[Records]

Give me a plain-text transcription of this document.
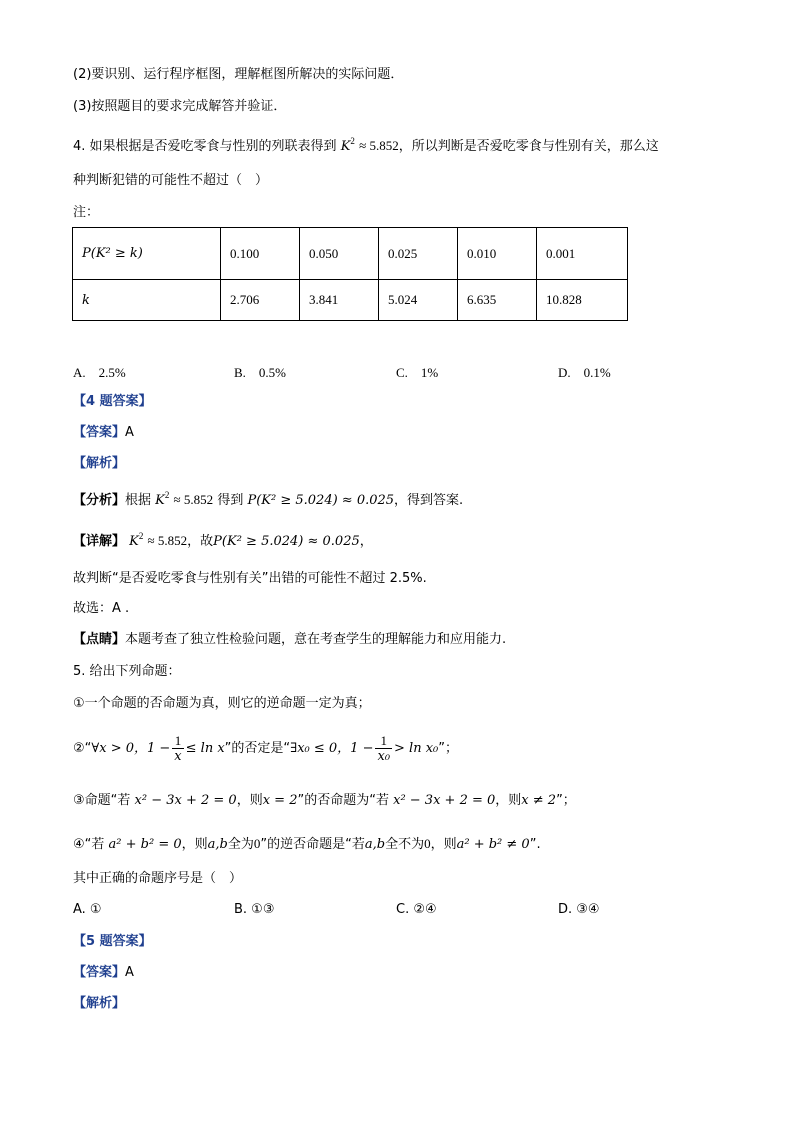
(2)要识别、运行程序框图，理解框图所解决的实际问题．
(3)按照题目的要求完成解答并验证．
4. 如果根据是否爱吃零食与性别的列联表得到 $K^2 \approx 5.852$，所以判断是否爱吃零食与性别有关，那么这
种判断犯错的可能性不超过（　）
注：
P(K² ≥ k)	0.100	0.050	0.025	0.010	0.001
k	2.706	3.841	5.024	6.635	10.828
A.　2.5%	B.　0.5%	C.　1%	D.　0.1%
【4 题答案】
【答案】A
【解析】
【分析】根据 $K^2 \approx 5.852$ 得到 P(K² ≥ 5.024) ≈ 0.025，得到答案.
【详解】 $K^2 \approx 5.852$，故P(K² ≥ 5.024) ≈ 0.025，
故判断“是否爱吃零食与性别有关”出错的可能性不超过 2.5%.
故选：A .
【点睛】本题考查了独立性检验问题，意在考查学生的理解能力和应用能力.
5. 给出下列命题：
①一个命题的否命题为真，则它的逆命题一定为真；
②“∀x > 0，$1 - \frac{1}{x} \le \ln x$”的否定是“∃x₀ ≤ 0，$1 - \frac{1}{\text{x₀}} > \ln x_0$”；
③命题“若 x² − 3x + 2 = 0，则x = 2”的否命题为“若 x² − 3x + 2 = 0，则x ≠ 2”；
④“若 a² + b² = 0，则a,b全为0”的逆否命题是“若a,b全不为0，则a² + b² ≠ 0”.
其中正确的命题序号是（　）
A. ①	B. ①③	C. ②④	D. ③④
【5 题答案】
【答案】A
【解析】
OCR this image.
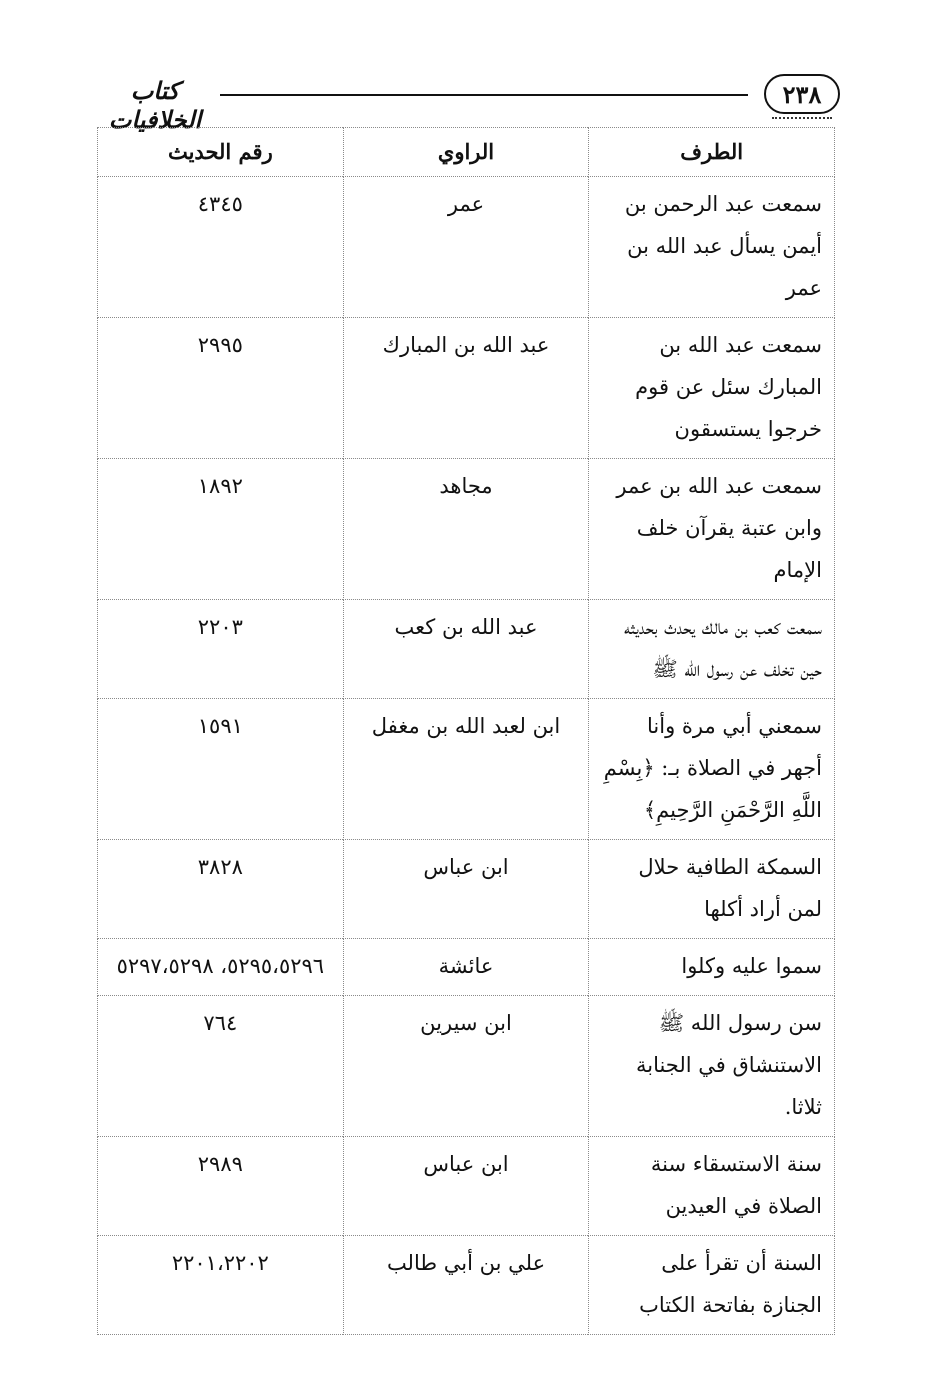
كتاب الخلافيات
٢٣٨
الطرف	الراوي	رقم الحديث
سمعت عبد الرحمن بن أيمن يسأل عبد الله بن عمر	عمر	٤٣٤٥
سمعت عبد الله بن المبارك سئل عن قوم خرجوا يستسقون	عبد الله بن المبارك	٢٩٩٥
سمعت عبد الله بن عمر وابن عتبة يقرآن خلف الإمام	مجاهد	١٨٩٢
سمعت كعب بن مالك يحدث بحديثه حين تخلف عن رسول الله ﷺ	عبد الله بن كعب	٢٢٠٣
سمعني أبي مرة وأنا أجهر في الصلاة بـ: ﴿بِسْمِ اللَّهِ الرَّحْمَنِ الرَّحِيمِ﴾	ابن لعبد الله بن مغفل	١٥٩١
السمكة الطافية حلال لمن أراد أكلها	ابن عباس	٣٨٢٨
سموا عليه وكلوا	عائشة	٥٢٩٥،٥٢٩٦، ٥٢٩٧،٥٢٩٨
سن رسول الله ﷺ الاستنشاق في الجنابة ثلاثا.	ابن سيرين	٧٦٤
سنة الاستسقاء سنة الصلاة في العيدين	ابن عباس	٢٩٨٩
السنة أن تقرأ على الجنازة بفاتحة الكتاب	علي بن أبي طالب	٢٢٠١،٢٢٠٢
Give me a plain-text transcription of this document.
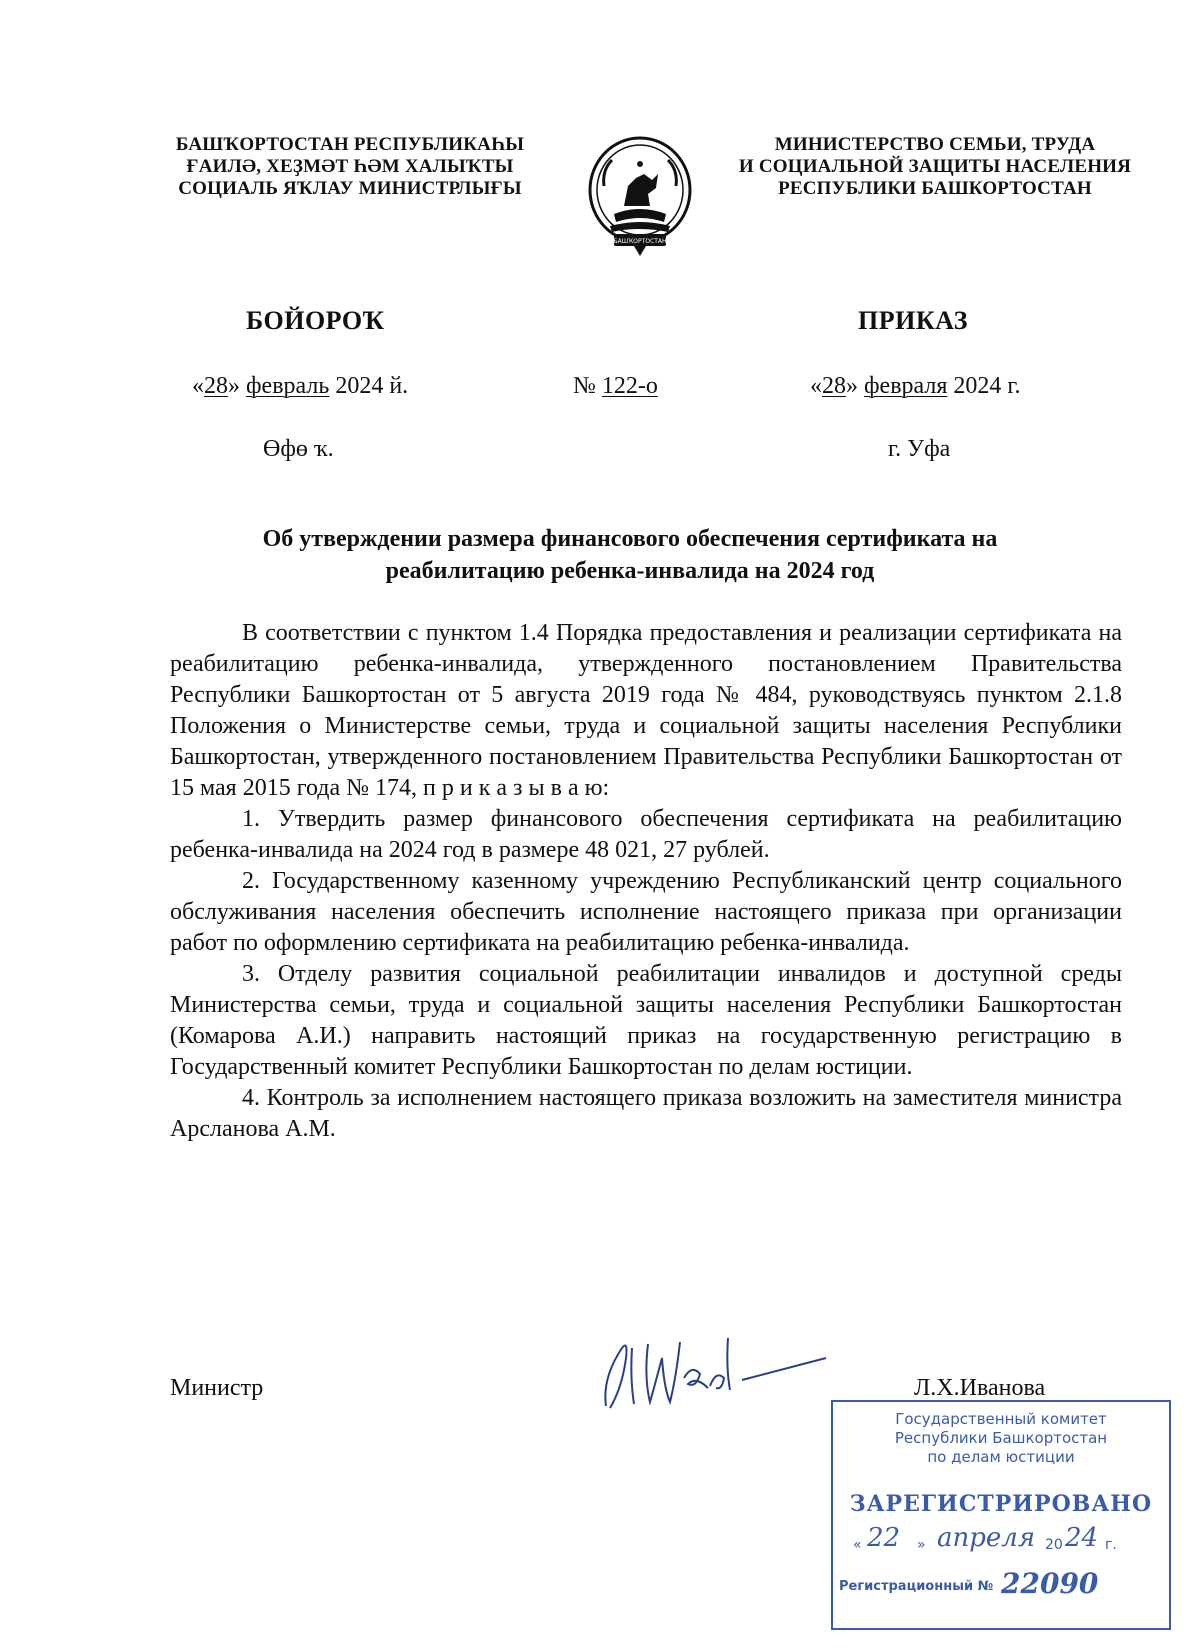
БАШҠОРТОСТАН РЕСПУБЛИКАҺЫ
ҒАИЛӘ, ХЕҘМӘТ ҺӘМ ХАЛЫҠТЫ
СОЦИАЛЬ ЯҠЛАУ МИНИСТРЛЫҒЫ
БАШҠОРТОСТАН
МИНИСТЕРСТВО СЕМЬИ, ТРУДА
И СОЦИАЛЬНОЙ ЗАЩИТЫ НАСЕЛЕНИЯ
РЕСПУБЛИКИ БАШКОРТОСТАН
БОЙОРОҠ	ПРИКАЗ
«28» февраль 2024 й.	№ 122-о	«28» февраля 2024 г.
Өфө ҡ.	г. Уфа
Об утверждении размера финансового обеспечения сертификата на
реабилитацию ребенка-инвалида на 2024 год

В соответствии с пунктом 1.4 Порядка предоставления и реализации сертификата на реабилитацию ребенка-инвалида, утвержденного постановлением Правительства Республики Башкортостан от 5 августа 2019 года № 484, руководствуясь пунктом 2.1.8 Положения о Министерстве семьи, труда и социальной защиты населения Республики Башкортостан, утвержденного постановлением Правительства Республики Башкортостан от 15 мая 2015 года № 174, п р и к а з ы в а ю:

1. Утвердить размер финансового обеспечения сертификата на реабилитацию ребенка-инвалида на 2024 год в размере 48 021, 27 рублей.

2. Государственному казенному учреждению Республиканский центр социального обслуживания населения обеспечить исполнение настоящего приказа при организации работ по оформлению сертификата на реабилитацию ребенка-инвалида.

3. Отделу развития социальной реабилитации инвалидов и доступной среды Министерства семьи, труда и социальной защиты населения Республики Башкортостан (Комарова А.И.) направить настоящий приказ на государственную регистрацию в Государственный комитет Республики Башкортостан по делам юстиции.

4. Контроль за исполнением настоящего приказа возложить на заместителя министра Арсланова А.М.

Министр	Л.Х.Иванова
Государственный комитет
Республики Башкортостан
по делам юстиции
ЗАРЕГИСТРИРОВАНО
« 22 » апреля 20 24 г.
Регистрационный № 22090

TASK TO COMPLETE — Repeat each line of the records above exactly, but do not copy the pictures.

EXPECTED ANSWER —
Give me a plain-text transcription of this document.
(2)要识别、运行程序框图，理解框图所解决的实际问题．
(3)按照题目的要求完成解答并验证．
4. 如果根据是否爱吃零食与性别的列联表得到 $K^2 \approx 5.852$，所以判断是否爱吃零食与性别有关，那么这
种判断犯错的可能性不超过（　）
注：
P(K² ≥ k)	0.100	0.050	0.025	0.010	0.001
k	2.706	3.841	5.024	6.635	10.828
A.　2.5%	B.　0.5%	C.　1%	D.　0.1%
【4 题答案】
【答案】A
【解析】
【分析】根据 $K^2 \approx 5.852$ 得到 P(K² ≥ 5.024) ≈ 0.025，得到答案.
【详解】 $K^2 \approx 5.852$，故P(K² ≥ 5.024) ≈ 0.025，
故判断“是否爱吃零食与性别有关”出错的可能性不超过 2.5%.
故选：A .
【点睛】本题考查了独立性检验问题，意在考查学生的理解能力和应用能力.
5. 给出下列命题：
①一个命题的否命题为真，则它的逆命题一定为真；
②“∀x > 0，$1 - \frac{1}{x} \le \ln x$”的否定是“∃x₀ ≤ 0，$1 - \frac{1}{\text{x₀}} > \ln x_0$”；
③命题“若 x² − 3x + 2 = 0，则x = 2”的否命题为“若 x² − 3x + 2 = 0，则x ≠ 2”；
④“若 a² + b² = 0，则a,b全为0”的逆否命题是“若a,b全不为0，则a² + b² ≠ 0”.
其中正确的命题序号是（　）
A. ①	B. ①③	C. ②④	D. ③④
【5 题答案】
【答案】A
【解析】
OCR this image.
كتاب الخلافيات
٢٣٨
الطرف	الراوي	رقم الحديث
سمعت عبد الرحمن بن أيمن يسأل عبد الله بن عمر	عمر	٤٣٤٥
سمعت عبد الله بن المبارك سئل عن قوم خرجوا يستسقون	عبد الله بن المبارك	٢٩٩٥
سمعت عبد الله بن عمر وابن عتبة يقرآن خلف الإمام	مجاهد	١٨٩٢
سمعت كعب بن مالك يحدث بحديثه حين تخلف عن رسول الله ﷺ	عبد الله بن كعب	٢٢٠٣
سمعني أبي مرة وأنا أجهر في الصلاة بـ: ﴿بِسْمِ اللَّهِ الرَّحْمَنِ الرَّحِيمِ﴾	ابن لعبد الله بن مغفل	١٥٩١
السمكة الطافية حلال لمن أراد أكلها	ابن عباس	٣٨٢٨
سموا عليه وكلوا	عائشة	٥٢٩٥،٥٢٩٦، ٥٢٩٧،٥٢٩٨
سن رسول الله ﷺ الاستنشاق في الجنابة ثلاثا.	ابن سيرين	٧٦٤
سنة الاستسقاء سنة الصلاة في العيدين	ابن عباس	٢٩٨٩
السنة أن تقرأ على الجنازة بفاتحة الكتاب	علي بن أبي طالب	٢٢٠١،٢٢٠٢
Give me a plain-text transcription of this document.
БАШҠОРТОСТАН РЕСПУБЛИКАҺЫ
ҒАИЛӘ, ХЕҘМӘТ ҺӘМ ХАЛЫҠТЫ
СОЦИАЛЬ ЯҠЛАУ МИНИСТРЛЫҒЫ
БАШҠОРТОСТАН
МИНИСТЕРСТВО СЕМЬИ, ТРУДА
И СОЦИАЛЬНОЙ ЗАЩИТЫ НАСЕЛЕНИЯ
РЕСПУБЛИКИ БАШКОРТОСТАН
БОЙОРОҠ	ПРИКАЗ
«28» февраль 2024 й.	№ 122-о	«28» февраля 2024 г.
Өфө ҡ.	г. Уфа
Об утверждении размера финансового обеспечения сертификата на
реабилитацию ребенка-инвалида на 2024 год

В соответствии с пунктом 1.4 Порядка предоставления и реализации сертификата на реабилитацию ребенка-инвалида, утвержденного постановлением Правительства Республики Башкортостан от 5 августа 2019 года № 484, руководствуясь пунктом 2.1.8 Положения о Министерстве семьи, труда и социальной защиты населения Республики Башкортостан, утвержденного постановлением Правительства Республики Башкортостан от 15 мая 2015 года № 174, п р и к а з ы в а ю:

1. Утвердить размер финансового обеспечения сертификата на реабилитацию ребенка-инвалида на 2024 год в размере 48 021, 27 рублей.

2. Государственному казенному учреждению Республиканский центр социального обслуживания населения обеспечить исполнение настоящего приказа при организации работ по оформлению сертификата на реабилитацию ребенка-инвалида.

3. Отделу развития социальной реабилитации инвалидов и доступной среды Министерства семьи, труда и социальной защиты населения Республики Башкортостан (Комарова А.И.) направить настоящий приказ на государственную регистрацию в Государственный комитет Республики Башкортостан по делам юстиции.

4. Контроль за исполнением настоящего приказа возложить на заместителя министра Арсланова А.М.

Министр	Л.Х.Иванова
Государственный комитет
Республики Башкортостан
по делам юстиции
ЗАРЕГИСТРИРОВАНО
« 22 » апреля 20 24 г.
Регистрационный № 22090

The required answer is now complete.